Re: Tests fail under load

Michael G Schwern Tue, 27 Mar 2007 21:59:30 -0800

Kirrily Robert wrote:
> We've got a situation where we have a suite of tests for a web app.  It
> starts of testing the lib/ and whatnot, but eventually gets to the point
> where it uses Test::WWW::Mechanize to go fetch stuff from the
> developer's sandbox website and do a sanity check on the web application
> itself.
> 
> The problem is that all the developer sandbox websites run on one server
> that's groaning under the strain.  It's in the process of being replaced
> but we're not there yet.  The upshot of this is that on a good day, the
> web tests take ages to run, and on a bad day they time out.  
> 
> It's got to the point where the developers just kind of mentally tune
> out failures in the web tests, and I'm worried about the "broken window"
> effect.
> 
> Any suggestions for how to work around this?  All I've got so far is the
> idea of splitting out the web tests into another directory, and treating
> them as "functional tests" that developers would typically run less
> often than the unit tests.


Ahh, the "one test server" problem.  Each developer has a perfectly fine and
highly overpowered computer sitting on their desk which is relegated to be,
essentially, a dumb terminal.  Maybe you run ssh into the dev box, a web
browser and maybe an editor.  What a tragic waste of resources.

Instead, each developer's machine should be capable of running a complete copy
of the sandbox website.  Then the tests fire up the sandbox on the local
machine and run against that.  No strained single test server to worry about.

WRITTEN INSTRUCTION 1
Please output the records word for word, from their first line through the line containing "y-tick-label: 800 bbox=[54, 565, 81, 581]", both ends included.

DATA EXCERPTS

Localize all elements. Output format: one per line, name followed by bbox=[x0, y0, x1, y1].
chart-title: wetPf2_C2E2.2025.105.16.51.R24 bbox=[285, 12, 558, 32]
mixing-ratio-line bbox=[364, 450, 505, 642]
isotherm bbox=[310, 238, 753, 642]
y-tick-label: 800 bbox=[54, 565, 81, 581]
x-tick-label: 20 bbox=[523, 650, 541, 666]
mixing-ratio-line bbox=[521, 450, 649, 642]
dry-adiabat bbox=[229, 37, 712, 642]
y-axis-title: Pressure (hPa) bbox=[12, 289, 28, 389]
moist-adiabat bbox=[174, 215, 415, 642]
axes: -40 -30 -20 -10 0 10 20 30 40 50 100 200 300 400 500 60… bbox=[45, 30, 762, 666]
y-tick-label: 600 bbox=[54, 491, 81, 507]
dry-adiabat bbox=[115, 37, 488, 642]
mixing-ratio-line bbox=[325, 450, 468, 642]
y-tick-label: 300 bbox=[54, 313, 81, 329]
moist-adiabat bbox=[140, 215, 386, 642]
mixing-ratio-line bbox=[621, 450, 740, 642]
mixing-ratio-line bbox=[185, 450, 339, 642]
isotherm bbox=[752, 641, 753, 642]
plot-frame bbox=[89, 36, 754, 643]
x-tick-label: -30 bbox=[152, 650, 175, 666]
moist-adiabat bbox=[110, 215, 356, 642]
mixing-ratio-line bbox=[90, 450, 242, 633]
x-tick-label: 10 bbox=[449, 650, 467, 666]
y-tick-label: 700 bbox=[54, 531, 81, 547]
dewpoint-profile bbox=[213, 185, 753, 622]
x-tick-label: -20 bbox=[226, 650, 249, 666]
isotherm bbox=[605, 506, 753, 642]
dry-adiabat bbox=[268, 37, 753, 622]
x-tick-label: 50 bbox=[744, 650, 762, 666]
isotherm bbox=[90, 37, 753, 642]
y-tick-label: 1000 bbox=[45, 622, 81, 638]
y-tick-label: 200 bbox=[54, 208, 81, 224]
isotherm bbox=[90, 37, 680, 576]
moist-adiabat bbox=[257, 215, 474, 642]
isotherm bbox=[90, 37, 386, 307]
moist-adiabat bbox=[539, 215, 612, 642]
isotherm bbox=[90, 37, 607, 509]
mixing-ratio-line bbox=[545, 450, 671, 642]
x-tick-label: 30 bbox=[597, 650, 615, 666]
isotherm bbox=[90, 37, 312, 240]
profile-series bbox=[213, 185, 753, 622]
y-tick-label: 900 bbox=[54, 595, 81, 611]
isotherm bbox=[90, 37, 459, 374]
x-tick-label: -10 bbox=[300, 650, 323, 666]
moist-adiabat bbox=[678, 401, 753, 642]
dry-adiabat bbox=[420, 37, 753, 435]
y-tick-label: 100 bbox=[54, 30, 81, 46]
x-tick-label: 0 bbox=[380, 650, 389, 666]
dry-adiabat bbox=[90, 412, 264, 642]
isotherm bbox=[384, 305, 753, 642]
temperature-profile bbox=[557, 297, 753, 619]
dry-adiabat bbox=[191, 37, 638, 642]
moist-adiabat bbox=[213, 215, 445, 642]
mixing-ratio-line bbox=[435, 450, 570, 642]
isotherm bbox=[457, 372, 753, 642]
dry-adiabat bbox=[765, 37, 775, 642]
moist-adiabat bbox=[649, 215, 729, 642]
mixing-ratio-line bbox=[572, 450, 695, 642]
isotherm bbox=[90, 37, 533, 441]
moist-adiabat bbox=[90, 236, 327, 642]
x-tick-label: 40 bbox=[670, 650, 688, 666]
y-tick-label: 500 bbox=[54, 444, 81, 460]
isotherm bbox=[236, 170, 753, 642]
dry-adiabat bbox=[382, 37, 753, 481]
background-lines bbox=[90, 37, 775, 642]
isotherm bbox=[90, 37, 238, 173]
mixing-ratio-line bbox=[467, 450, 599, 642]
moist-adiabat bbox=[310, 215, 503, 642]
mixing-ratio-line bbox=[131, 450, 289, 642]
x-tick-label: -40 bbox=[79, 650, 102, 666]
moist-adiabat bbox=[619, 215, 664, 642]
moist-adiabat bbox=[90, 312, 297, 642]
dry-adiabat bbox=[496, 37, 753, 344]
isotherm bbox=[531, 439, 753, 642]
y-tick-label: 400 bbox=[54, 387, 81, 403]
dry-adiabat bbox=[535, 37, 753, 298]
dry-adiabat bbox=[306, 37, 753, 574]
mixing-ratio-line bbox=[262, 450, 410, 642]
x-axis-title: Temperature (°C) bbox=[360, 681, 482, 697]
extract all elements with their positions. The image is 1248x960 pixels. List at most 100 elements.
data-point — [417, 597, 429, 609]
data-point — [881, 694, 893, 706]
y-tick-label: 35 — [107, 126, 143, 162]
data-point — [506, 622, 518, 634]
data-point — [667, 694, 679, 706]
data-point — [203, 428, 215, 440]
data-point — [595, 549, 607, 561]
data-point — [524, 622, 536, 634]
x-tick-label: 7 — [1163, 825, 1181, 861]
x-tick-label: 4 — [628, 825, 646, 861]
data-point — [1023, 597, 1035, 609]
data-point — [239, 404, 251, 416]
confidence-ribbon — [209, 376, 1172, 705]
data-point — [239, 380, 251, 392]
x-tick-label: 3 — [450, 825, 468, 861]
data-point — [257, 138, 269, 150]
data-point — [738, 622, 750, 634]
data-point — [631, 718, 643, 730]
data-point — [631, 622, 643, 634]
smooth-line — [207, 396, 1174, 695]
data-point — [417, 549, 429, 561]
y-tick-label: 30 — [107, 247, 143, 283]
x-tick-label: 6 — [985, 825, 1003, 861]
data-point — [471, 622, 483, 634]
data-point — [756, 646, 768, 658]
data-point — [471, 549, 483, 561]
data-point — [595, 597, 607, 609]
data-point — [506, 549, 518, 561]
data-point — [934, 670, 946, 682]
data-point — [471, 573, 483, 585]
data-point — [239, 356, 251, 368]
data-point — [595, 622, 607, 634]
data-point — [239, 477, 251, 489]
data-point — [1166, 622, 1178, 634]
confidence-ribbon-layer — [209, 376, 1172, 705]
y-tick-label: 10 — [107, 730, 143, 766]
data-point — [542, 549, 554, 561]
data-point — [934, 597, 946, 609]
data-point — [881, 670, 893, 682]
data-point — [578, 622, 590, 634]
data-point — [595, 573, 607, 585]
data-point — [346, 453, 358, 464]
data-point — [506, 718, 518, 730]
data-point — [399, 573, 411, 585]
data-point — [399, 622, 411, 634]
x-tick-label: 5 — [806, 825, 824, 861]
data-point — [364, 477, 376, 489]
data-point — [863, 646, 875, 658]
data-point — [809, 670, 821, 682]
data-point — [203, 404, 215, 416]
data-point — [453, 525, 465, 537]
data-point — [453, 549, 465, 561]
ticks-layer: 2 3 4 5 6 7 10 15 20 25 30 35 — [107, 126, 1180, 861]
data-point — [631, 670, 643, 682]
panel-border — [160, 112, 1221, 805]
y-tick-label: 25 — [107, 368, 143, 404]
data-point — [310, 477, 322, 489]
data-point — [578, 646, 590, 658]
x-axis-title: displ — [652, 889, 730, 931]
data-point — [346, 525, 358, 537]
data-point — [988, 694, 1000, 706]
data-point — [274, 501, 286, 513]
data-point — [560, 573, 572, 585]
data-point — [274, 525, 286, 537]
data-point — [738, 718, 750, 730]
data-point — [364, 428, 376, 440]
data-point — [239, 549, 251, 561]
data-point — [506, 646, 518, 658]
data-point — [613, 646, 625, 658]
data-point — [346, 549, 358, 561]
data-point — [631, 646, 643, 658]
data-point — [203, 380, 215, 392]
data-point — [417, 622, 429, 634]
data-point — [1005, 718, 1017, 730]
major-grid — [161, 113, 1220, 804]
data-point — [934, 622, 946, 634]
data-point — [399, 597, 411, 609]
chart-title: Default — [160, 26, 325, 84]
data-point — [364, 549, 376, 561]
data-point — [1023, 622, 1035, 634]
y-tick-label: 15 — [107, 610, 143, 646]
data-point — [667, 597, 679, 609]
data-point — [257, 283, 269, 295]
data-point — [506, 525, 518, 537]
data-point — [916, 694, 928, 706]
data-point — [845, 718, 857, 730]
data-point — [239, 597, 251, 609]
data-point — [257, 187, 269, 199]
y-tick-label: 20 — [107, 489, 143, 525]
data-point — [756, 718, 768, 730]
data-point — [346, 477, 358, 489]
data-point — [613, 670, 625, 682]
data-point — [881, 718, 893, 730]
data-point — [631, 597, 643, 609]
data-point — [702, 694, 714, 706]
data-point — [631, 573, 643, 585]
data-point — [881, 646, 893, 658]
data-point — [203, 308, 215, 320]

WRITTEN INSTRUCTION 2
Rewrite the part of the thread on tests failing under load that begins at the words "Michael G Schwern" and stops after "they time out.", replacing "Test::WWW::Mechanize" with "LWP::UserAgent".

FULL SOLUTION 1
Localize all elements. Output format: one per line, name followed by bbox=[x0, y0, x1, y1].
chart-title: wetPf2_C2E2.2025.105.16.51.R24 bbox=[285, 12, 558, 32]
mixing-ratio-line bbox=[364, 450, 505, 642]
isotherm bbox=[310, 238, 753, 642]
y-tick-label: 800 bbox=[54, 565, 81, 581]

FULL SOLUTION 2
Michael G Schwern Tue, 27 Mar 2007 21:59:30 -0800

Kirrily Robert wrote:
> We've got a situation where we have a suite of tests for a web app.  It
> starts of testing the lib/ and whatnot, but eventually gets to the point
> where it uses LWP::UserAgent to go fetch stuff from the
> developer's sandbox website and do a sanity check on the web application
> itself.
> 
> The problem is that all the developer sandbox websites run on one server
> that's groaning under the strain.  It's in the process of being replaced
> but we're not there yet.  The upshot of this is that on a good day, the
> web tests take ages to run, and on a bad day they time out.